Data entries
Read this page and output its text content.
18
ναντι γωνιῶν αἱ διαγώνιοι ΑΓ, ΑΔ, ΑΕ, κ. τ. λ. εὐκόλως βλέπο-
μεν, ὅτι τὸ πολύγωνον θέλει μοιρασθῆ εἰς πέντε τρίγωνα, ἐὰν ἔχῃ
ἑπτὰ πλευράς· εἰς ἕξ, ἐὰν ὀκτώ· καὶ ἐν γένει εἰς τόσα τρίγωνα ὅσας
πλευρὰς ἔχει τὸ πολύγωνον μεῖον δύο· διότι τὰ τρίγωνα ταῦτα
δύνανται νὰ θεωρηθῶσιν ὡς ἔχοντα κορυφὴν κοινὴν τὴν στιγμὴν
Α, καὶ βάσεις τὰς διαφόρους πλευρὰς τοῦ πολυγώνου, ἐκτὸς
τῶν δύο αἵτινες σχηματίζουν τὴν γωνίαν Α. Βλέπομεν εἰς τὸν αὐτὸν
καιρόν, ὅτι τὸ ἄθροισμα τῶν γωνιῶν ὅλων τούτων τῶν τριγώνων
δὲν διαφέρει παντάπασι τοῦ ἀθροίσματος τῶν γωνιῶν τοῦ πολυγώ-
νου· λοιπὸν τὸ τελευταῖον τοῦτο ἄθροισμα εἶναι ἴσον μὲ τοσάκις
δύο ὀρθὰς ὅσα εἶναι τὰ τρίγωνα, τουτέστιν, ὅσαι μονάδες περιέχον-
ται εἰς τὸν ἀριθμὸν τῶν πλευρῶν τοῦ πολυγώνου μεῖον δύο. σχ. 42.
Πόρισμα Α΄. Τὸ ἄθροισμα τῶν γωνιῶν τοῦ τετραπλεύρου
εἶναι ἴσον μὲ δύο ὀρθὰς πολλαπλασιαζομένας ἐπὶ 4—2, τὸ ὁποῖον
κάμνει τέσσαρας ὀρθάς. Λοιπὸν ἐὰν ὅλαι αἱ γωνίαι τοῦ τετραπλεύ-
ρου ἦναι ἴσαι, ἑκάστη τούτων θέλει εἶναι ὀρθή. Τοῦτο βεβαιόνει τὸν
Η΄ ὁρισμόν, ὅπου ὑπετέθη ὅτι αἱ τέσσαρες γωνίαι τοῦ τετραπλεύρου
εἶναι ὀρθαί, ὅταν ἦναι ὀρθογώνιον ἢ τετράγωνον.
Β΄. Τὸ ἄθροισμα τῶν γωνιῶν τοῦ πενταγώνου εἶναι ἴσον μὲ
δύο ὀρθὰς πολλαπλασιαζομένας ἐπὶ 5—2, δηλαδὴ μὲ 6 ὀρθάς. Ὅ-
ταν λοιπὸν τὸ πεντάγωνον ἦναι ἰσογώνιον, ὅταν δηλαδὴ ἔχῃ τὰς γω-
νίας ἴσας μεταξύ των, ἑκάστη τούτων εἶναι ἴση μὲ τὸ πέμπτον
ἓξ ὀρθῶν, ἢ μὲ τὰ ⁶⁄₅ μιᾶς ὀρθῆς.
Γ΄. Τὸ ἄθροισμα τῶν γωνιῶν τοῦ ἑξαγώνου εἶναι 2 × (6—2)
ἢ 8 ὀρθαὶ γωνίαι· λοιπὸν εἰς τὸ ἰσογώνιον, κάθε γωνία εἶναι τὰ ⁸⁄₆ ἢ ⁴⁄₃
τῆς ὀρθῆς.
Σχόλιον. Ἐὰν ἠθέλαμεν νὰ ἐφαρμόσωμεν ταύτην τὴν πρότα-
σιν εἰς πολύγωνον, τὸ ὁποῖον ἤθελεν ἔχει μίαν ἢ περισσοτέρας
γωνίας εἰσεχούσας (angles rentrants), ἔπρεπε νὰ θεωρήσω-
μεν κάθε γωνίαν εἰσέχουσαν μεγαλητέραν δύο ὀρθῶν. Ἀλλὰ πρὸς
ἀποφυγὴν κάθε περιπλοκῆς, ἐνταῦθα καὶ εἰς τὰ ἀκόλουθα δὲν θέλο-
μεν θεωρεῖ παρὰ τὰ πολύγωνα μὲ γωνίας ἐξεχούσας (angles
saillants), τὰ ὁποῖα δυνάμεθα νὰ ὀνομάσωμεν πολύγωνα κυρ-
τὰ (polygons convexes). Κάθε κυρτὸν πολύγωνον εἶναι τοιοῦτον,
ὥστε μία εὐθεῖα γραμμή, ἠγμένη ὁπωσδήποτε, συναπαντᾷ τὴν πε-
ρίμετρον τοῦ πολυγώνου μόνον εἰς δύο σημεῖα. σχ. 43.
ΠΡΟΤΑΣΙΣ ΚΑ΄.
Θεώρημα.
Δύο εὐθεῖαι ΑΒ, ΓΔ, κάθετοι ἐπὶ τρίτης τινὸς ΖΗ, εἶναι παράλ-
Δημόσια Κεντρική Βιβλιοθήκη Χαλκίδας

◆ **GIVEN EXERCISE**
Your task is to retype all the records above with nothing left out.

◆ **SOLUTION TO THIS TASK**
Read this page and output its text content.
18
ναντι γωνιῶν αἱ διαγώνιοι ΑΓ, ΑΔ, ΑΕ, κ. τ. λ. εὐκόλως βλέπο-
μεν, ὅτι τὸ πολύγωνον θέλει μοιρασθῆ εἰς πέντε τρίγωνα, ἐὰν ἔχῃ
ἑπτὰ πλευράς· εἰς ἕξ, ἐὰν ὀκτώ· καὶ ἐν γένει εἰς τόσα τρίγωνα ὅσας
πλευρὰς ἔχει τὸ πολύγωνον μεῖον δύο· διότι τὰ τρίγωνα ταῦτα
δύνανται νὰ θεωρηθῶσιν ὡς ἔχοντα κορυφὴν κοινὴν τὴν στιγμὴν
Α, καὶ βάσεις τὰς διαφόρους πλευρὰς τοῦ πολυγώνου, ἐκτὸς
τῶν δύο αἵτινες σχηματίζουν τὴν γωνίαν Α. Βλέπομεν εἰς τὸν αὐτὸν
καιρόν, ὅτι τὸ ἄθροισμα τῶν γωνιῶν ὅλων τούτων τῶν τριγώνων
δὲν διαφέρει παντάπασι τοῦ ἀθροίσματος τῶν γωνιῶν τοῦ πολυγώ-
νου· λοιπὸν τὸ τελευταῖον τοῦτο ἄθροισμα εἶναι ἴσον μὲ τοσάκις
δύο ὀρθὰς ὅσα εἶναι τὰ τρίγωνα, τουτέστιν, ὅσαι μονάδες περιέχον-
ται εἰς τὸν ἀριθμὸν τῶν πλευρῶν τοῦ πολυγώνου μεῖον δύο. σχ. 42.
Πόρισμα Α΄. Τὸ ἄθροισμα τῶν γωνιῶν τοῦ τετραπλεύρου
εἶναι ἴσον μὲ δύο ὀρθὰς πολλαπλασιαζομένας ἐπὶ 4—2, τὸ ὁποῖον
κάμνει τέσσαρας ὀρθάς. Λοιπὸν ἐὰν ὅλαι αἱ γωνίαι τοῦ τετραπλεύ-
ρου ἦναι ἴσαι, ἑκάστη τούτων θέλει εἶναι ὀρθή. Τοῦτο βεβαιόνει τὸν
Η΄ ὁρισμόν, ὅπου ὑπετέθη ὅτι αἱ τέσσαρες γωνίαι τοῦ τετραπλεύρου
εἶναι ὀρθαί, ὅταν ἦναι ὀρθογώνιον ἢ τετράγωνον.
Β΄. Τὸ ἄθροισμα τῶν γωνιῶν τοῦ πενταγώνου εἶναι ἴσον μὲ
δύο ὀρθὰς πολλαπλασιαζομένας ἐπὶ 5—2, δηλαδὴ μὲ 6 ὀρθάς. Ὅ-
ταν λοιπὸν τὸ πεντάγωνον ἦναι ἰσογώνιον, ὅταν δηλαδὴ ἔχῃ τὰς γω-
νίας ἴσας μεταξύ των, ἑκάστη τούτων εἶναι ἴση μὲ τὸ πέμπτον
ἓξ ὀρθῶν, ἢ μὲ τὰ ⁶⁄₅ μιᾶς ὀρθῆς.
Γ΄. Τὸ ἄθροισμα τῶν γωνιῶν τοῦ ἑξαγώνου εἶναι 2 × (6—2)
ἢ 8 ὀρθαὶ γωνίαι· λοιπὸν εἰς τὸ ἰσογώνιον, κάθε γωνία εἶναι τὰ ⁸⁄₆ ἢ ⁴⁄₃
τῆς ὀρθῆς.
Σχόλιον. Ἐὰν ἠθέλαμεν νὰ ἐφαρμόσωμεν ταύτην τὴν πρότα-
σιν εἰς πολύγωνον, τὸ ὁποῖον ἤθελεν ἔχει μίαν ἢ περισσοτέρας
γωνίας εἰσεχούσας (angles rentrants), ἔπρεπε νὰ θεωρήσω-
μεν κάθε γωνίαν εἰσέχουσαν μεγαλητέραν δύο ὀρθῶν. Ἀλλὰ πρὸς
ἀποφυγὴν κάθε περιπλοκῆς, ἐνταῦθα καὶ εἰς τὰ ἀκόλουθα δὲν θέλο-
μεν θεωρεῖ παρὰ τὰ πολύγωνα μὲ γωνίας ἐξεχούσας (angles
saillants), τὰ ὁποῖα δυνάμεθα νὰ ὀνομάσωμεν πολύγωνα κυρ-
τὰ (polygons convexes). Κάθε κυρτὸν πολύγωνον εἶναι τοιοῦτον,
ὥστε μία εὐθεῖα γραμμή, ἠγμένη ὁπωσδήποτε, συναπαντᾷ τὴν πε-
ρίμετρον τοῦ πολυγώνου μόνον εἰς δύο σημεῖα. σχ. 43.
ΠΡΟΤΑΣΙΣ ΚΑ΄.
Θεώρημα.
Δύο εὐθεῖαι ΑΒ, ΓΔ, κάθετοι ἐπὶ τρίτης τινὸς ΖΗ, εἶναι παράλ-
Δημόσια Κεντρική Βιβλιοθήκη Χαλκίδας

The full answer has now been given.